Problem to work on. Give the data again, word for word.
+--
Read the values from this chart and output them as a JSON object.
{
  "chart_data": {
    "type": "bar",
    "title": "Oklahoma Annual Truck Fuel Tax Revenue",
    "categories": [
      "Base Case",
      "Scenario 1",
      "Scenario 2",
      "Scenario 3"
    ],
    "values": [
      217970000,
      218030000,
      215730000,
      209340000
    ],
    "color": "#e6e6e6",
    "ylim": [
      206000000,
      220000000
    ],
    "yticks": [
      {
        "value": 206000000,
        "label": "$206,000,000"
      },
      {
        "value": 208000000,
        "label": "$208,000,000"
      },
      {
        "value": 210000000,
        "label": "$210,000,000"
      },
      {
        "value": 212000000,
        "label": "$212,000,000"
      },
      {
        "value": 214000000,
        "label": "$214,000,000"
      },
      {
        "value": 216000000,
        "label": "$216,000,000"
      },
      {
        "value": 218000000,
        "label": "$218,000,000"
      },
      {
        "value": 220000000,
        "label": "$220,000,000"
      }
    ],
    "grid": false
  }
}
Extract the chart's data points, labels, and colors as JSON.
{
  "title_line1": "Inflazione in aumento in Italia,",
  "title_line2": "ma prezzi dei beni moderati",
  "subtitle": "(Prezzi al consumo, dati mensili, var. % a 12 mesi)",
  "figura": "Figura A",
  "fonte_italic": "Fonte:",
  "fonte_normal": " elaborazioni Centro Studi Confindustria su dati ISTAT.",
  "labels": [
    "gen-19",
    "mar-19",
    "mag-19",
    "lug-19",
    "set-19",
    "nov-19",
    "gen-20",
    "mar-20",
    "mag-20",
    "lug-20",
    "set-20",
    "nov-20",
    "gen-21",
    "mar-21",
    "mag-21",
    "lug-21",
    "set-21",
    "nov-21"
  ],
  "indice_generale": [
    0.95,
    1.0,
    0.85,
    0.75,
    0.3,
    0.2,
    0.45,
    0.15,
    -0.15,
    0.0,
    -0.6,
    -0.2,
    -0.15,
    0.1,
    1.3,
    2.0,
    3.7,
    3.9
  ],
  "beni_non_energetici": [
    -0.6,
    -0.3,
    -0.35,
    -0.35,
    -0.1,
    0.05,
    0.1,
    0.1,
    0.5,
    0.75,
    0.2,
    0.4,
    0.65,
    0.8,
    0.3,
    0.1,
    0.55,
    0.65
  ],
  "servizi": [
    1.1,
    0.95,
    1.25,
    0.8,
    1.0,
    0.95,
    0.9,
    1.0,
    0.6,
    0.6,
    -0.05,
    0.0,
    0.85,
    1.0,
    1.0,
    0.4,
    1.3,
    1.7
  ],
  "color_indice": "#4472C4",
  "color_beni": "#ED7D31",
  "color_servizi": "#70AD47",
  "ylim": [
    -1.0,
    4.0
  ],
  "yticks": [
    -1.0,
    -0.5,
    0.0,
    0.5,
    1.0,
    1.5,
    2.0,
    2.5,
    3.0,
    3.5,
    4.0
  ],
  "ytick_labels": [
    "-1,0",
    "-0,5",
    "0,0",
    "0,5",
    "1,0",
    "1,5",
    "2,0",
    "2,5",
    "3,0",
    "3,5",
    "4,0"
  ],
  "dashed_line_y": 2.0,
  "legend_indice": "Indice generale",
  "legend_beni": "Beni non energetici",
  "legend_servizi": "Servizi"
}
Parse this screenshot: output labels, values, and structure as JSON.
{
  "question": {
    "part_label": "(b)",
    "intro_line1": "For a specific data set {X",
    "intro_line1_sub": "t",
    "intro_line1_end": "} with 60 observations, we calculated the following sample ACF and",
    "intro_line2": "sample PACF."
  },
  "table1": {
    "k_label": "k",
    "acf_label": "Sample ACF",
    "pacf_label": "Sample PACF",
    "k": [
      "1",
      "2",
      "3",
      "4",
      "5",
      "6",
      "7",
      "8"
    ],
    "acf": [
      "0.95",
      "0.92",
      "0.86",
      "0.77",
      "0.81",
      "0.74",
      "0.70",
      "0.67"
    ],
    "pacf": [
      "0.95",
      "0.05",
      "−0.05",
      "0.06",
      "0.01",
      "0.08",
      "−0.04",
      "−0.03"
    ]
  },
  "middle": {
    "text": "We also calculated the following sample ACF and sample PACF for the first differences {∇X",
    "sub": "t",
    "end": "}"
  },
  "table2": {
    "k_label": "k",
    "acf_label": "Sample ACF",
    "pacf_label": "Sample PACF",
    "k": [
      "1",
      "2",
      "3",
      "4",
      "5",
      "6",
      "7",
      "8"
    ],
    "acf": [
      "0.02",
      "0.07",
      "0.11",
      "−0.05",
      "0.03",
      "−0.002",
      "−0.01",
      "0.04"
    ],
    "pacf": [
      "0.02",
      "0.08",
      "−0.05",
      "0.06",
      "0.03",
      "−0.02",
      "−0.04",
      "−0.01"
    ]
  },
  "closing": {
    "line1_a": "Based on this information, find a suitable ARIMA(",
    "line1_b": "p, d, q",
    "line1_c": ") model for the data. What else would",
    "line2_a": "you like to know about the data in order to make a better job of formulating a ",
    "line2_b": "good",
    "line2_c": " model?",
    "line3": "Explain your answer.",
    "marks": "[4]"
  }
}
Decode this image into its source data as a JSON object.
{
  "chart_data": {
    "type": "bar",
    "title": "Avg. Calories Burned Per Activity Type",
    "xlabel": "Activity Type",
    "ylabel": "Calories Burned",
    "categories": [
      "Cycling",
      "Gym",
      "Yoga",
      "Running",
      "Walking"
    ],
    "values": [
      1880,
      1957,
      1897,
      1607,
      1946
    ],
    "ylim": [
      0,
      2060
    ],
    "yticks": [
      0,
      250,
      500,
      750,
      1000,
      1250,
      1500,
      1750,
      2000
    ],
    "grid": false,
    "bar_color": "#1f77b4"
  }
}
+--
Solution below.
Read the values from this chart and output them as a JSON object.
{
  "chart_data": {
    "type": "bar",
    "title": "Oklahoma Annual Truck Fuel Tax Revenue",
    "categories": [
      "Base Case",
      "Scenario 1",
      "Scenario 2",
      "Scenario 3"
    ],
    "values": [
      217970000,
      218030000,
      215730000,
      209340000
    ],
    "color": "#e6e6e6",
    "ylim": [
      206000000,
      220000000
    ],
    "yticks": [
      {
        "value": 206000000,
        "label": "$206,000,000"
      },
      {
        "value": 208000000,
        "label": "$208,000,000"
      },
      {
        "value": 210000000,
        "label": "$210,000,000"
      },
      {
        "value": 212000000,
        "label": "$212,000,000"
      },
      {
        "value": 214000000,
        "label": "$214,000,000"
      },
      {
        "value": 216000000,
        "label": "$216,000,000"
      },
      {
        "value": 218000000,
        "label": "$218,000,000"
      },
      {
        "value": 220000000,
        "label": "$220,000,000"
      }
    ],
    "grid": false
  }
}
Extract the chart's data points, labels, and colors as JSON.
{
  "title_line1": "Inflazione in aumento in Italia,",
  "title_line2": "ma prezzi dei beni moderati",
  "subtitle": "(Prezzi al consumo, dati mensili, var. % a 12 mesi)",
  "figura": "Figura A",
  "fonte_italic": "Fonte:",
  "fonte_normal": " elaborazioni Centro Studi Confindustria su dati ISTAT.",
  "labels": [
    "gen-19",
    "mar-19",
    "mag-19",
    "lug-19",
    "set-19",
    "nov-19",
    "gen-20",
    "mar-20",
    "mag-20",
    "lug-20",
    "set-20",
    "nov-20",
    "gen-21",
    "mar-21",
    "mag-21",
    "lug-21",
    "set-21",
    "nov-21"
  ],
  "indice_generale": [
    0.95,
    1.0,
    0.85,
    0.75,
    0.3,
    0.2,
    0.45,
    0.15,
    -0.15,
    0.0,
    -0.6,
    -0.2,
    -0.15,
    0.1,
    1.3,
    2.0,
    3.7,
    3.9
  ],
  "beni_non_energetici": [
    -0.6,
    -0.3,
    -0.35,
    -0.35,
    -0.1,
    0.05,
    0.1,
    0.1,
    0.5,
    0.75,
    0.2,
    0.4,
    0.65,
    0.8,
    0.3,
    0.1,
    0.55,
    0.65
  ],
  "servizi": [
    1.1,
    0.95,
    1.25,
    0.8,
    1.0,
    0.95,
    0.9,
    1.0,
    0.6,
    0.6,
    -0.05,
    0.0,
    0.85,
    1.0,
    1.0,
    0.4,
    1.3,
    1.7
  ],
  "color_indice": "#4472C4",
  "color_beni": "#ED7D31",
  "color_servizi": "#70AD47",
  "ylim": [
    -1.0,
    4.0
  ],
  "yticks": [
    -1.0,
    -0.5,
    0.0,
    0.5,
    1.0,
    1.5,
    2.0,
    2.5,
    3.0,
    3.5,
    4.0
  ],
  "ytick_labels": [
    "-1,0",
    "-0,5",
    "0,0",
    "0,5",
    "1,0",
    "1,5",
    "2,0",
    "2,5",
    "3,0",
    "3,5",
    "4,0"
  ],
  "dashed_line_y": 2.0,
  "legend_indice": "Indice generale",
  "legend_beni": "Beni non energetici",
  "legend_servizi": "Servizi"
}
Parse this screenshot: output labels, values, and structure as JSON.
{
  "question": {
    "part_label": "(b)",
    "intro_line1": "For a specific data set {X",
    "intro_line1_sub": "t",
    "intro_line1_end": "} with 60 observations, we calculated the following sample ACF and",
    "intro_line2": "sample PACF."
  },
  "table1": {
    "k_label": "k",
    "acf_label": "Sample ACF",
    "pacf_label": "Sample PACF",
    "k": [
      "1",
      "2",
      "3",
      "4",
      "5",
      "6",
      "7",
      "8"
    ],
    "acf": [
      "0.95",
      "0.92",
      "0.86",
      "0.77",
      "0.81",
      "0.74",
      "0.70",
      "0.67"
    ],
    "pacf": [
      "0.95",
      "0.05",
      "−0.05",
      "0.06",
      "0.01",
      "0.08",
      "−0.04",
      "−0.03"
    ]
  },
  "middle": {
    "text": "We also calculated the following sample ACF and sample PACF for the first differences {∇X",
    "sub": "t",
    "end": "}"
  },
  "table2": {
    "k_label": "k",
    "acf_label": "Sample ACF",
    "pacf_label": "Sample PACF",
    "k": [
      "1",
      "2",
      "3",
      "4",
      "5",
      "6",
      "7",
      "8"
    ],
    "acf": [
      "0.02",
      "0.07",
      "0.11",
      "−0.05",
      "0.03",
      "−0.002",
      "−0.01",
      "0.04"
    ],
    "pacf": [
      "0.02",
      "0.08",
      "−0.05",
      "0.06",
      "0.03",
      "−0.02",
      "−0.04",
      "−0.01"
    ]
  },
  "closing": {
    "line1_a": "Based on this information, find a suitable ARIMA(",
    "line1_b": "p, d, q",
    "line1_c": ") model for the data. What else would",
    "line2_a": "you like to know about the data in order to make a better job of formulating a ",
    "line2_b": "good",
    "line2_c": " model?",
    "line3": "Explain your answer.",
    "marks": "[4]"
  }
}
Decode this image into its source data as a JSON object.
{
  "chart_data": {
    "type": "bar",
    "title": "Avg. Calories Burned Per Activity Type",
    "xlabel": "Activity Type",
    "ylabel": "Calories Burned",
    "categories": [
      "Cycling",
      "Gym",
      "Yoga",
      "Running",
      "Walking"
    ],
    "values": [
      1880,
      1957,
      1897,
      1607,
      1946
    ],
    "ylim": [
      0,
      2060
    ],
    "yticks": [
      0,
      250,
      500,
      750,
      1000,
      1250,
      1500,
      1750,
      2000
    ],
    "grid": false,
    "bar_color": "#1f77b4"
  }
}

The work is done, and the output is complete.